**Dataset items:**
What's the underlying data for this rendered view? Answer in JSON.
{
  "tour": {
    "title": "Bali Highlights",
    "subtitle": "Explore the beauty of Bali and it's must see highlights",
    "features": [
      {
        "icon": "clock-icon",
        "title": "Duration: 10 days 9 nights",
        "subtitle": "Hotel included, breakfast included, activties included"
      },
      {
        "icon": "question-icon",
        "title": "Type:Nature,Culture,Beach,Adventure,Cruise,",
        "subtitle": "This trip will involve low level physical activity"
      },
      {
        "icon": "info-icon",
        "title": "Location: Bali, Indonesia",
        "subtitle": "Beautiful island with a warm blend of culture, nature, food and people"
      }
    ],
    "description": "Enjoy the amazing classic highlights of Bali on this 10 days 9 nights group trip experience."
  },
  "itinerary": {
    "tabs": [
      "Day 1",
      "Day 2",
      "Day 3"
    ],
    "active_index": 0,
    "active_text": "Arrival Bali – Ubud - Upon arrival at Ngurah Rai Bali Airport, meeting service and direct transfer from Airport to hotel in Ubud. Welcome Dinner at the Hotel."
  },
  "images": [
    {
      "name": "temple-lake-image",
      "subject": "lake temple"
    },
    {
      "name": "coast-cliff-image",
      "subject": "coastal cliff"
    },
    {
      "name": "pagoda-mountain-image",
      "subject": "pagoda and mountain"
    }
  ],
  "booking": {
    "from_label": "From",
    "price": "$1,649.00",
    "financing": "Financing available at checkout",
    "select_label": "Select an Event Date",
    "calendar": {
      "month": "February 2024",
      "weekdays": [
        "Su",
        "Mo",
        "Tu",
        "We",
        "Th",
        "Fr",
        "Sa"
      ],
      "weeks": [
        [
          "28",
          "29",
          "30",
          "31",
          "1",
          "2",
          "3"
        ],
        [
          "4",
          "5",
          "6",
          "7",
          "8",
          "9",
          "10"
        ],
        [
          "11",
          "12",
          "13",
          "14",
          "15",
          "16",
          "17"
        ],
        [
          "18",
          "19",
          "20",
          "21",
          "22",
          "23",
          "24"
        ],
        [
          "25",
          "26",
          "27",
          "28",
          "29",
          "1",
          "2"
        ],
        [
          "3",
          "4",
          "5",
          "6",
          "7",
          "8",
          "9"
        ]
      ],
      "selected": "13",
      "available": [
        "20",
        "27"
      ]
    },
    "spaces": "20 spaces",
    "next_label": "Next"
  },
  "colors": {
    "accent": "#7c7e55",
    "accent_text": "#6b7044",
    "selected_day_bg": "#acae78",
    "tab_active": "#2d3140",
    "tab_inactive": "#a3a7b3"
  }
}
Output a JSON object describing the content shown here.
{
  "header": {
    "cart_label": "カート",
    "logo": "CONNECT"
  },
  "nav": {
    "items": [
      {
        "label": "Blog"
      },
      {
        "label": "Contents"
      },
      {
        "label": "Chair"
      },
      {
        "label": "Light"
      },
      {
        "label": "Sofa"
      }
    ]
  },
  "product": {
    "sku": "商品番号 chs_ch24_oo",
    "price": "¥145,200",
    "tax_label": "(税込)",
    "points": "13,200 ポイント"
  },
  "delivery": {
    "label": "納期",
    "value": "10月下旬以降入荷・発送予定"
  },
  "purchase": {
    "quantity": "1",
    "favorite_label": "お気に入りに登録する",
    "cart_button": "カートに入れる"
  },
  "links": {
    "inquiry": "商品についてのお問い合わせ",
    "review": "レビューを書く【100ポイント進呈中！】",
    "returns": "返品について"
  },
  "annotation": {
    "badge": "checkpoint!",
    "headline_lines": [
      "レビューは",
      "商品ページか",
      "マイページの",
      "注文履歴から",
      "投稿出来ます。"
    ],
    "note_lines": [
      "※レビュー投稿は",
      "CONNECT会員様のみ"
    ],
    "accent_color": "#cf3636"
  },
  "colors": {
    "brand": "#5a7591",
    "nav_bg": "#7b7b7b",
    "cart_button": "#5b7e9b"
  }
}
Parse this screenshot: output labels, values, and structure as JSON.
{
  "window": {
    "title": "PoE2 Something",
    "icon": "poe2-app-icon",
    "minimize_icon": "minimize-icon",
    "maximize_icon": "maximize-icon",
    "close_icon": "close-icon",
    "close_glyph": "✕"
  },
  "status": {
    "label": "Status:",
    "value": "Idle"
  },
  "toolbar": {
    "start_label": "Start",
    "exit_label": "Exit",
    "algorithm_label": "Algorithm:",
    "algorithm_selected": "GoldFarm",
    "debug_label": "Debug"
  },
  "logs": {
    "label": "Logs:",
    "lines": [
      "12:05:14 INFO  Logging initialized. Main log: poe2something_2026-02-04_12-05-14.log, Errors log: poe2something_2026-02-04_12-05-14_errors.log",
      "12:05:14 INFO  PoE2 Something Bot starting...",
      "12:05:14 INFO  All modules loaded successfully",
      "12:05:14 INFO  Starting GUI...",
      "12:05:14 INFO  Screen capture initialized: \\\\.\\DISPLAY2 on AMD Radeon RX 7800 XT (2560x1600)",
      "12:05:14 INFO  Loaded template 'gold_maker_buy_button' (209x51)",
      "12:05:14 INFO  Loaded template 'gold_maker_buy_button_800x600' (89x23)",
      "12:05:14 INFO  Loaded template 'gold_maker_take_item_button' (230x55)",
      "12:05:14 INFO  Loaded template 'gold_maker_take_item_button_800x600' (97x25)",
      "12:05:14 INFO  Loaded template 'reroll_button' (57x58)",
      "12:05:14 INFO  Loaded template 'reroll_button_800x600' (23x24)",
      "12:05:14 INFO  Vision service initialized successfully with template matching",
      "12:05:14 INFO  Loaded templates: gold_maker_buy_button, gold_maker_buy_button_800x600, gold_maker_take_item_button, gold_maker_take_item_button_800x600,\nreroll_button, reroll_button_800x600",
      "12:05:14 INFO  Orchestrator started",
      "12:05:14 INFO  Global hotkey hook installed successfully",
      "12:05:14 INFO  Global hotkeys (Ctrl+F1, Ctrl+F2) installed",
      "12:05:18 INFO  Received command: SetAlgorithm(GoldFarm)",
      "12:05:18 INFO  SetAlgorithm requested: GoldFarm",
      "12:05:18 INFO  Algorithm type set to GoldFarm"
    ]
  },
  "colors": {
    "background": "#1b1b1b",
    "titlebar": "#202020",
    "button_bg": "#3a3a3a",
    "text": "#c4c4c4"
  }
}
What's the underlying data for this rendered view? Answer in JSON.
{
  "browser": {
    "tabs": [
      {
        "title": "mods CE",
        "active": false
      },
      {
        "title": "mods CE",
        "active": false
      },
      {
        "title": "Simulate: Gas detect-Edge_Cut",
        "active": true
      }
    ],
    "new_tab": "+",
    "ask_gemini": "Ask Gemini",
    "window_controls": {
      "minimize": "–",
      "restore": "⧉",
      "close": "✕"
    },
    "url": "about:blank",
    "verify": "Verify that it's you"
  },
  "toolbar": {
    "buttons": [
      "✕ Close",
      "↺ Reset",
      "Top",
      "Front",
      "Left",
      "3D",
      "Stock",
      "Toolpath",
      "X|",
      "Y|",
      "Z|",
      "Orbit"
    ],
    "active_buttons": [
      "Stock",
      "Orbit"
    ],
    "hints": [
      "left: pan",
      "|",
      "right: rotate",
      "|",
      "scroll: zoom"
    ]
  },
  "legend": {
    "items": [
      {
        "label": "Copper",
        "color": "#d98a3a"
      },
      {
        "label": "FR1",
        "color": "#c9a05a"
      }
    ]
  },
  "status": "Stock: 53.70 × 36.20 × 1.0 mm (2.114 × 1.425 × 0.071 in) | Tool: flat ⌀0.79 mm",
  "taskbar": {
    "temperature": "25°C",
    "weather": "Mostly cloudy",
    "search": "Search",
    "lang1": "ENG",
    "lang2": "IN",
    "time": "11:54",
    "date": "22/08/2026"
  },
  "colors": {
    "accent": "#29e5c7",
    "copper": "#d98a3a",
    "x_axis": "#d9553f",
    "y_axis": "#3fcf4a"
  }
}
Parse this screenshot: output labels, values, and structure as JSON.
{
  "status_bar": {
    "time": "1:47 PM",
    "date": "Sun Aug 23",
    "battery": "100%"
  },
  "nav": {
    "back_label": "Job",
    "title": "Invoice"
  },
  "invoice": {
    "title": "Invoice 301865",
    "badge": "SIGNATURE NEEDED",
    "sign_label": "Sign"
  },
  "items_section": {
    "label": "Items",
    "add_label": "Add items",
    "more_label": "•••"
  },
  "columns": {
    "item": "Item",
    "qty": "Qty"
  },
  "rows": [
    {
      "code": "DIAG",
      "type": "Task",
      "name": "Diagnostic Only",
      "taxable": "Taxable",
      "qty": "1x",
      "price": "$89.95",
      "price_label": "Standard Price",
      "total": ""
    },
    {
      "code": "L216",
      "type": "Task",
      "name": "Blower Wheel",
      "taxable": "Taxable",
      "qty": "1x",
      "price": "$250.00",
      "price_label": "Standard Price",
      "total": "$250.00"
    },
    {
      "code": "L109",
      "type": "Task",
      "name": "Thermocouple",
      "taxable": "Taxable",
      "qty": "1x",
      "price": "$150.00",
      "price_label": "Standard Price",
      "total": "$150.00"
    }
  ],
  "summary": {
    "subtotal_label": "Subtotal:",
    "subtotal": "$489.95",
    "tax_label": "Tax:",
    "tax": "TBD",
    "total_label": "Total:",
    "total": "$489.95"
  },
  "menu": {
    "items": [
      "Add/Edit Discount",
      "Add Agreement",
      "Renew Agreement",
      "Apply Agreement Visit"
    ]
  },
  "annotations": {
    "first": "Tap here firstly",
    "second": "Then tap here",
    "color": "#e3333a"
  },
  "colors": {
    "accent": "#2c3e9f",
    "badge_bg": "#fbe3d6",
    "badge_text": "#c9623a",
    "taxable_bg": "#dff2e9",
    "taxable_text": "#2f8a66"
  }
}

**Exercise brief:** Using the listing above, pull out all lines that hold the word "nights".

**Written response:**
        "title": "Duration: 10 days 9 nights",
    "description": "Enjoy the amazing classic highlights of Bali on this 10 days 9 nights group trip experience."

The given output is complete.